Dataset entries
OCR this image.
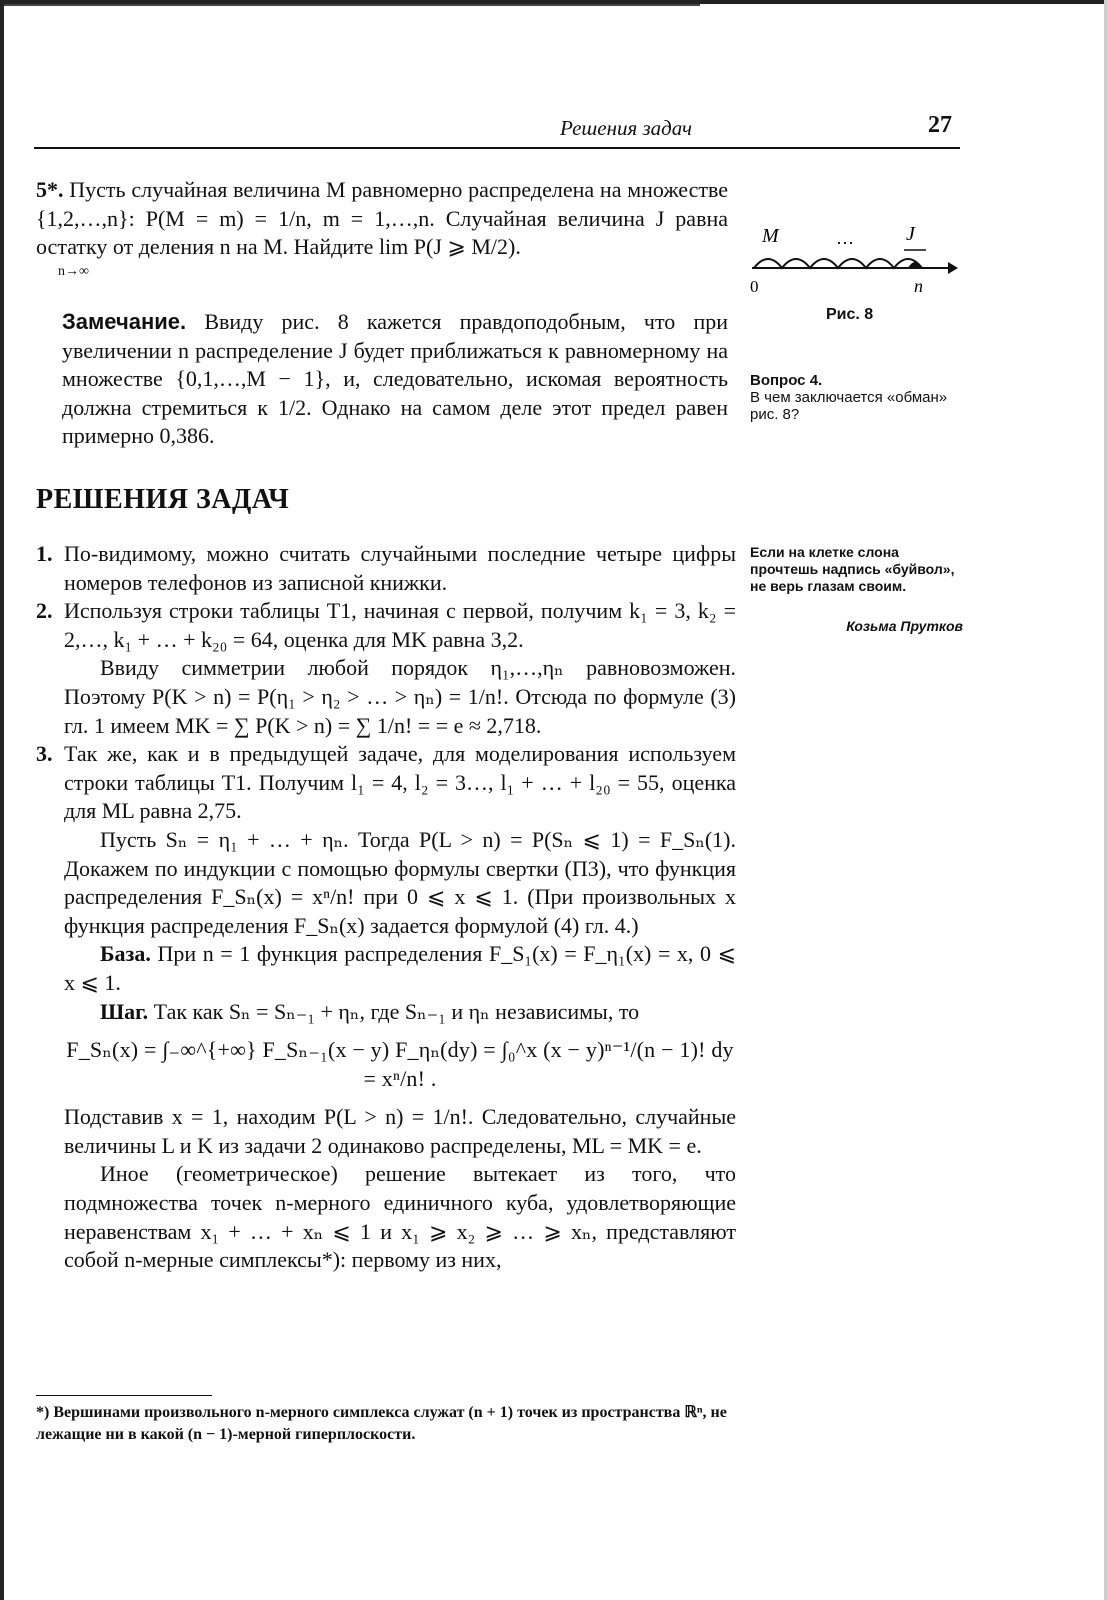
Решения задач	27

5*. Пусть случайная величина M равномерно распределена на множестве {1,2,…,n}: P(M = m) = 1/n, m = 1,…,n. Случайная величина J равна остатку от деления n на M. Найдите lim P(J ⩾ M/2).

n→∞

Замечание. Ввиду рис. 8 кажется правдоподобным, что при увеличении n распределение J будет приближаться к равномерному на множестве {0,1,…,M − 1}, и, следовательно, искомая вероятность должна стремиться к 1/2. Однако на самом деле этот предел равен примерно 0,386.

M	…	J
0	n
Рис. 8
Вопрос 4.
В чем заключается «обман» рис. 8?
РЕШЕНИЯ ЗАДАЧ
Если на клетке слона прочтешь надпись «буйвол», не верь глазам своим.
Козьма Прутков
1. По-видимому, можно считать случайными последние четыре цифры номеров телефонов из записной книжки.

2. Используя строки таблицы T1, начиная с первой, получим k₁ = 3, k₂ = 2,…, k₁ + … + k₂₀ = 64, оценка для MK равна 3,2.

Ввиду симметрии любой порядок η₁,…,ηₙ равновозможен. Поэтому P(K > n) = P(η₁ > η₂ > … > ηₙ) = 1/n!. Отсюда по формуле (3) гл. 1 имеем MK = ∑ P(K > n) = ∑ 1/n! = = e ≈ 2,718.

3. Так же, как и в предыдущей задаче, для моделирования используем строки таблицы T1. Получим l₁ = 4, l₂ = 3…, l₁ + … + l₂₀ = 55, оценка для ML равна 2,75.

Пусть Sₙ = η₁ + … + ηₙ. Тогда P(L > n) = P(Sₙ ⩽ 1) = F_Sₙ(1). Докажем по индукции с помощью формулы свертки (П3), что функция распределения F_Sₙ(x) = xⁿ/n! при 0 ⩽ x ⩽ 1. (При произвольных x функция распределения F_Sₙ(x) задается формулой (4) гл. 4.)

База. При n = 1 функция распределения F_S₁(x) = F_η₁(x) = x, 0 ⩽ x ⩽ 1.

Шаг. Так как Sₙ = Sₙ₋₁ + ηₙ, где Sₙ₋₁ и ηₙ независимы, то

F_Sₙ(x) = ∫₋∞^{+∞} F_Sₙ₋₁(x − y) F_ηₙ(dy) = ∫₀^x (x − y)ⁿ⁻¹/(n − 1)! dy = xⁿ/n! .

Подставив x = 1, находим P(L > n) = 1/n!. Следовательно, случайные величины L и K из задачи 2 одинаково распределены, ML = MK = e.

Иное (геометрическое) решение вытекает из того, что подмножества точек n-мерного единичного куба, удовлетворяющие неравенствам x₁ + … + xₙ ⩽ 1 и x₁ ⩾ x₂ ⩾ … ⩾ xₙ, представляют собой n-мерные симплексы*): первому из них,

*) Вершинами произвольного n-мерного симплекса служат (n + 1) точек из пространства ℝⁿ, не лежащие ни в какой (n − 1)-мерной гиперплоскости.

### EXERCISE DESCRIPTION
Quote the preceding records in their entirety, excluding every picture.

### CORRECT RESPONSE
OCR this image.
Решения задач	27

5*. Пусть случайная величина M равномерно распределена на множестве {1,2,…,n}: P(M = m) = 1/n, m = 1,…,n. Случайная величина J равна остатку от деления n на M. Найдите lim P(J ⩾ M/2).

n→∞

Замечание. Ввиду рис. 8 кажется правдоподобным, что при увеличении n распределение J будет приближаться к равномерному на множестве {0,1,…,M − 1}, и, следовательно, искомая вероятность должна стремиться к 1/2. Однако на самом деле этот предел равен примерно 0,386.

M	…	J
0	n
Рис. 8
Вопрос 4.
В чем заключается «обман» рис. 8?
РЕШЕНИЯ ЗАДАЧ
Если на клетке слона прочтешь надпись «буйвол», не верь глазам своим.
Козьма Прутков
1. По-видимому, можно считать случайными последние четыре цифры номеров телефонов из записной книжки.

2. Используя строки таблицы T1, начиная с первой, получим k₁ = 3, k₂ = 2,…, k₁ + … + k₂₀ = 64, оценка для MK равна 3,2.

Ввиду симметрии любой порядок η₁,…,ηₙ равновозможен. Поэтому P(K > n) = P(η₁ > η₂ > … > ηₙ) = 1/n!. Отсюда по формуле (3) гл. 1 имеем MK = ∑ P(K > n) = ∑ 1/n! = = e ≈ 2,718.

3. Так же, как и в предыдущей задаче, для моделирования используем строки таблицы T1. Получим l₁ = 4, l₂ = 3…, l₁ + … + l₂₀ = 55, оценка для ML равна 2,75.

Пусть Sₙ = η₁ + … + ηₙ. Тогда P(L > n) = P(Sₙ ⩽ 1) = F_Sₙ(1). Докажем по индукции с помощью формулы свертки (П3), что функция распределения F_Sₙ(x) = xⁿ/n! при 0 ⩽ x ⩽ 1. (При произвольных x функция распределения F_Sₙ(x) задается формулой (4) гл. 4.)

База. При n = 1 функция распределения F_S₁(x) = F_η₁(x) = x, 0 ⩽ x ⩽ 1.

Шаг. Так как Sₙ = Sₙ₋₁ + ηₙ, где Sₙ₋₁ и ηₙ независимы, то

F_Sₙ(x) = ∫₋∞^{+∞} F_Sₙ₋₁(x − y) F_ηₙ(dy) = ∫₀^x (x − y)ⁿ⁻¹/(n − 1)! dy = xⁿ/n! .

Подставив x = 1, находим P(L > n) = 1/n!. Следовательно, случайные величины L и K из задачи 2 одинаково распределены, ML = MK = e.

Иное (геометрическое) решение вытекает из того, что подмножества точек n-мерного единичного куба, удовлетворяющие неравенствам x₁ + … + xₙ ⩽ 1 и x₁ ⩾ x₂ ⩾ … ⩾ xₙ, представляют собой n-мерные симплексы*): первому из них,

*) Вершинами произвольного n-мерного симплекса служат (n + 1) точек из пространства ℝⁿ, не лежащие ни в какой (n − 1)-мерной гиперплоскости.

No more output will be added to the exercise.